▶ [Task prompt]
Retype each entry below, keeping every character the same.

[Stored data entries]

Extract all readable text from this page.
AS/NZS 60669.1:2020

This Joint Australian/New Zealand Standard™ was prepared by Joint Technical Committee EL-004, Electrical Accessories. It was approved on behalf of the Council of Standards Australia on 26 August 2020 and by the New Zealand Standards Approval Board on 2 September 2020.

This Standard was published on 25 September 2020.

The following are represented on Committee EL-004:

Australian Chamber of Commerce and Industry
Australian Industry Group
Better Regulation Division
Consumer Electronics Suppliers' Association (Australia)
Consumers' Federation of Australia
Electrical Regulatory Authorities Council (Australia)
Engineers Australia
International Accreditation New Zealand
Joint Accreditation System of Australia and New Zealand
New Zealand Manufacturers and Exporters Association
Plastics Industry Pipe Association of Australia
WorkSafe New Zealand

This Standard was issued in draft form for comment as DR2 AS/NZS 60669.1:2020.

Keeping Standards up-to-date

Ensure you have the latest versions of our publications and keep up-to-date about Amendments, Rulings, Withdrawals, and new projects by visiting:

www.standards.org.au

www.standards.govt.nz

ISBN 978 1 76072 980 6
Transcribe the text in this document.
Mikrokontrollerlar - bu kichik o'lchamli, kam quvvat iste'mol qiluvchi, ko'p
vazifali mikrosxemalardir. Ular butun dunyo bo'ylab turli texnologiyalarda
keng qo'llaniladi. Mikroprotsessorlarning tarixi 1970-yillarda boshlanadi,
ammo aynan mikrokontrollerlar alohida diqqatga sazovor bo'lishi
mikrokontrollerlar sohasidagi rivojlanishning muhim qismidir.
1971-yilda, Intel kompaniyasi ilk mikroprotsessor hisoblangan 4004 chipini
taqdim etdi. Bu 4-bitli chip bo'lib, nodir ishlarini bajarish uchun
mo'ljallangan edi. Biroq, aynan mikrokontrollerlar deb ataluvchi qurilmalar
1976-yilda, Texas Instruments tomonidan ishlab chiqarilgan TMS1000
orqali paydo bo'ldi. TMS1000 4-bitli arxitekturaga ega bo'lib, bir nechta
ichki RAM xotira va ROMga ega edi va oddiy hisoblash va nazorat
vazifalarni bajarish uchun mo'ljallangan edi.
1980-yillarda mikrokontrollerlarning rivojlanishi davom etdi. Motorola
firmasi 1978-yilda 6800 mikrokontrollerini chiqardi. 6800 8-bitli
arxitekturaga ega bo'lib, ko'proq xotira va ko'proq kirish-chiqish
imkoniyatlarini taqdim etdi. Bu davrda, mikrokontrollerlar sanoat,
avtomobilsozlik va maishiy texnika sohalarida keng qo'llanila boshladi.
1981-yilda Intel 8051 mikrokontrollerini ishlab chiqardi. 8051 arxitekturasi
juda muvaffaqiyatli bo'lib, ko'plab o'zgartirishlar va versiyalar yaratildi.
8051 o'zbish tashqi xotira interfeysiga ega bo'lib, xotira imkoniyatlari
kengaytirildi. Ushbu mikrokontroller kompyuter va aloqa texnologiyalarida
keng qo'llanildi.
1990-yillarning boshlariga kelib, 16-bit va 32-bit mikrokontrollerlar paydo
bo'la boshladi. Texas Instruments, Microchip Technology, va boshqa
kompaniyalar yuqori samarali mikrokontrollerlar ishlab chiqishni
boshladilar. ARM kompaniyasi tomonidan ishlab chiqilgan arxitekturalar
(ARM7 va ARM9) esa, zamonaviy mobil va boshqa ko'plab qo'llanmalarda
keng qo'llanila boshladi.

▶ [Solution to the exercise]
Extract all readable text from this page.
AS/NZS 60669.1:2020

This Joint Australian/New Zealand Standard™ was prepared by Joint Technical Committee EL-004, Electrical Accessories. It was approved on behalf of the Council of Standards Australia on 26 August 2020 and by the New Zealand Standards Approval Board on 2 September 2020.

This Standard was published on 25 September 2020.

The following are represented on Committee EL-004:

Australian Chamber of Commerce and Industry
Australian Industry Group
Better Regulation Division
Consumer Electronics Suppliers' Association (Australia)
Consumers' Federation of Australia
Electrical Regulatory Authorities Council (Australia)
Engineers Australia
International Accreditation New Zealand
Joint Accreditation System of Australia and New Zealand
New Zealand Manufacturers and Exporters Association
Plastics Industry Pipe Association of Australia
WorkSafe New Zealand

This Standard was issued in draft form for comment as DR2 AS/NZS 60669.1:2020.

Keeping Standards up-to-date

Ensure you have the latest versions of our publications and keep up-to-date about Amendments, Rulings, Withdrawals, and new projects by visiting:

www.standards.org.au

www.standards.govt.nz

ISBN 978 1 76072 980 6
Transcribe the text in this document.
Mikrokontrollerlar - bu kichik o'lchamli, kam quvvat iste'mol qiluvchi, ko'p
vazifali mikrosxemalardir. Ular butun dunyo bo'ylab turli texnologiyalarda
keng qo'llaniladi. Mikroprotsessorlarning tarixi 1970-yillarda boshlanadi,
ammo aynan mikrokontrollerlar alohida diqqatga sazovor bo'lishi
mikrokontrollerlar sohasidagi rivojlanishning muhim qismidir.
1971-yilda, Intel kompaniyasi ilk mikroprotsessor hisoblangan 4004 chipini
taqdim etdi. Bu 4-bitli chip bo'lib, nodir ishlarini bajarish uchun
mo'ljallangan edi. Biroq, aynan mikrokontrollerlar deb ataluvchi qurilmalar
1976-yilda, Texas Instruments tomonidan ishlab chiqarilgan TMS1000
orqali paydo bo'ldi. TMS1000 4-bitli arxitekturaga ega bo'lib, bir nechta
ichki RAM xotira va ROMga ega edi va oddiy hisoblash va nazorat
vazifalarni bajarish uchun mo'ljallangan edi.
1980-yillarda mikrokontrollerlarning rivojlanishi davom etdi. Motorola
firmasi 1978-yilda 6800 mikrokontrollerini chiqardi. 6800 8-bitli
arxitekturaga ega bo'lib, ko'proq xotira va ko'proq kirish-chiqish
imkoniyatlarini taqdim etdi. Bu davrda, mikrokontrollerlar sanoat,
avtomobilsozlik va maishiy texnika sohalarida keng qo'llanila boshladi.
1981-yilda Intel 8051 mikrokontrollerini ishlab chiqardi. 8051 arxitekturasi
juda muvaffaqiyatli bo'lib, ko'plab o'zgartirishlar va versiyalar yaratildi.
8051 o'zbish tashqi xotira interfeysiga ega bo'lib, xotira imkoniyatlari
kengaytirildi. Ushbu mikrokontroller kompyuter va aloqa texnologiyalarida
keng qo'llanildi.
1990-yillarning boshlariga kelib, 16-bit va 32-bit mikrokontrollerlar paydo
bo'la boshladi. Texas Instruments, Microchip Technology, va boshqa
kompaniyalar yuqori samarali mikrokontrollerlar ishlab chiqishni
boshladilar. ARM kompaniyasi tomonidan ishlab chiqilgan arxitekturalar
(ARM7 va ARM9) esa, zamonaviy mobil va boshqa ko'plab qo'llanmalarda
keng qo'llanila boshladi.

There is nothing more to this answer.